→ Task requirements: Can the data below be echoed back word for word?

→ Excerpted data:
===============

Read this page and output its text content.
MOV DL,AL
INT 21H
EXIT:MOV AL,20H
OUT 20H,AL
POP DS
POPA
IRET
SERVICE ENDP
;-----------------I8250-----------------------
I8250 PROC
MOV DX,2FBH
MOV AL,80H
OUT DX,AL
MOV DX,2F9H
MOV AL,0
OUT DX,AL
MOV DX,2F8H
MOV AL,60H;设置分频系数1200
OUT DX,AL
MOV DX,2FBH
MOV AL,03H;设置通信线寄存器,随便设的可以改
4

===============

→ Result of this task:
Read this page and output its text content.
MOV DL,AL
INT 21H
EXIT:MOV AL,20H
OUT 20H,AL
POP DS
POPA
IRET
SERVICE ENDP
;-----------------I8250-----------------------
I8250 PROC
MOV DX,2FBH
MOV AL,80H
OUT DX,AL
MOV DX,2F9H
MOV AL,0
OUT DX,AL
MOV DX,2F8H
MOV AL,60H;设置分频系数1200
OUT DX,AL
MOV DX,2FBH
MOV AL,03H;设置通信线寄存器,随便设的可以改
4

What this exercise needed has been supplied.